#### EXTRACTED RECORDS ####

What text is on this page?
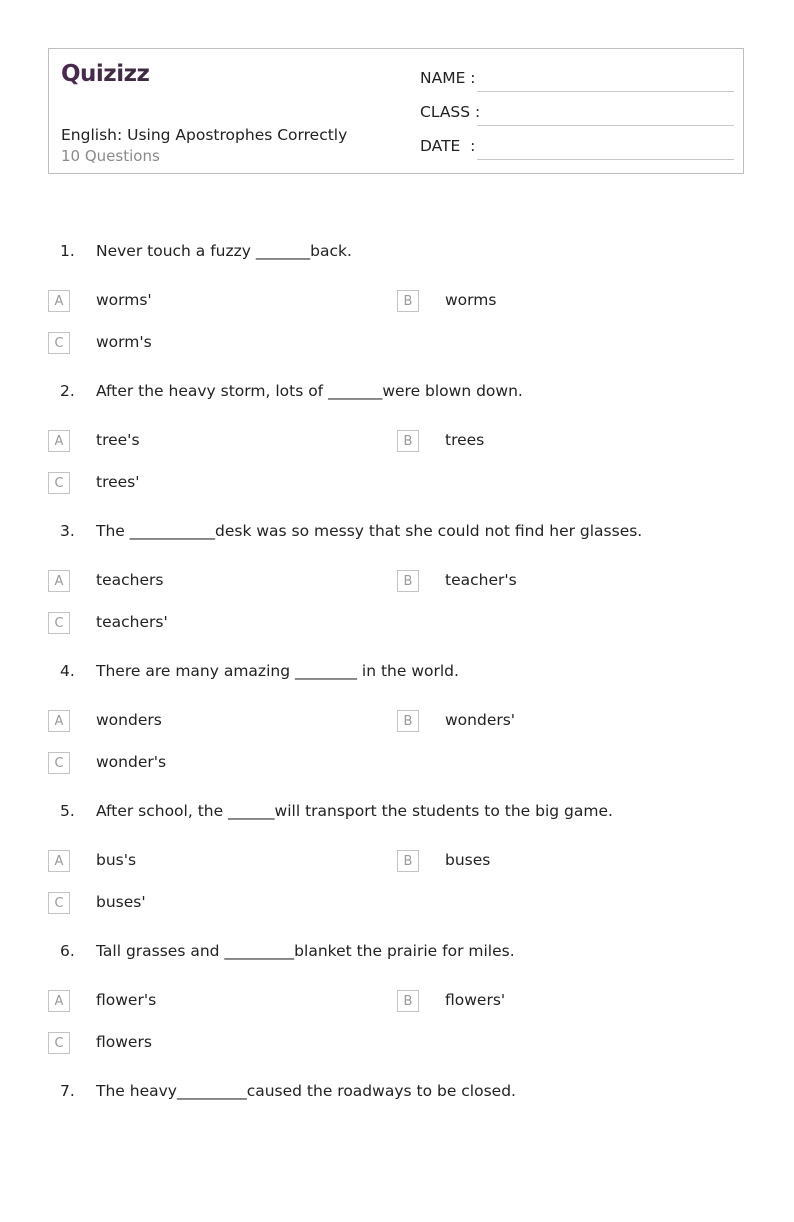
Quizizz
English: Using Apostrophes Correctly
10 Questions
NAME :
CLASS :
DATE  :
1. Never touch a fuzzy _______back.
A	worms'	B	worms
C	worm's
2. After the heavy storm, lots of _______were blown down.
A	tree's	B	trees
C	trees'
3. The ___________desk was so messy that she could not find her glasses.
A	teachers	B	teacher's
C	teachers'
4. There are many amazing ________ in the world.
A	wonders	B	wonders'
C	wonder's
5. After school, the ______will transport the students to the big game.
A	bus's	B	buses
C	buses'
6. Tall grasses and _________blanket the prairie for miles.
A	flower's	B	flowers'
C	flowers
7. The heavy_________caused the roadways to be closed.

####

### JOB
Write out all the records again, exactly, minus any pictures.

### RESULT OF THIS TASK
What text is on this page?
Quizizz
English: Using Apostrophes Correctly
10 Questions
NAME :
CLASS :
DATE  :
1. Never touch a fuzzy _______back.
A	worms'	B	worms
C	worm's
2. After the heavy storm, lots of _______were blown down.
A	tree's	B	trees
C	trees'
3. The ___________desk was so messy that she could not find her glasses.
A	teachers	B	teacher's
C	teachers'
4. There are many amazing ________ in the world.
A	wonders	B	wonders'
C	wonder's
5. After school, the ______will transport the students to the big game.
A	bus's	B	buses
C	buses'
6. Tall grasses and _________blanket the prairie for miles.
A	flower's	B	flowers'
C	flowers
7. The heavy_________caused the roadways to be closed.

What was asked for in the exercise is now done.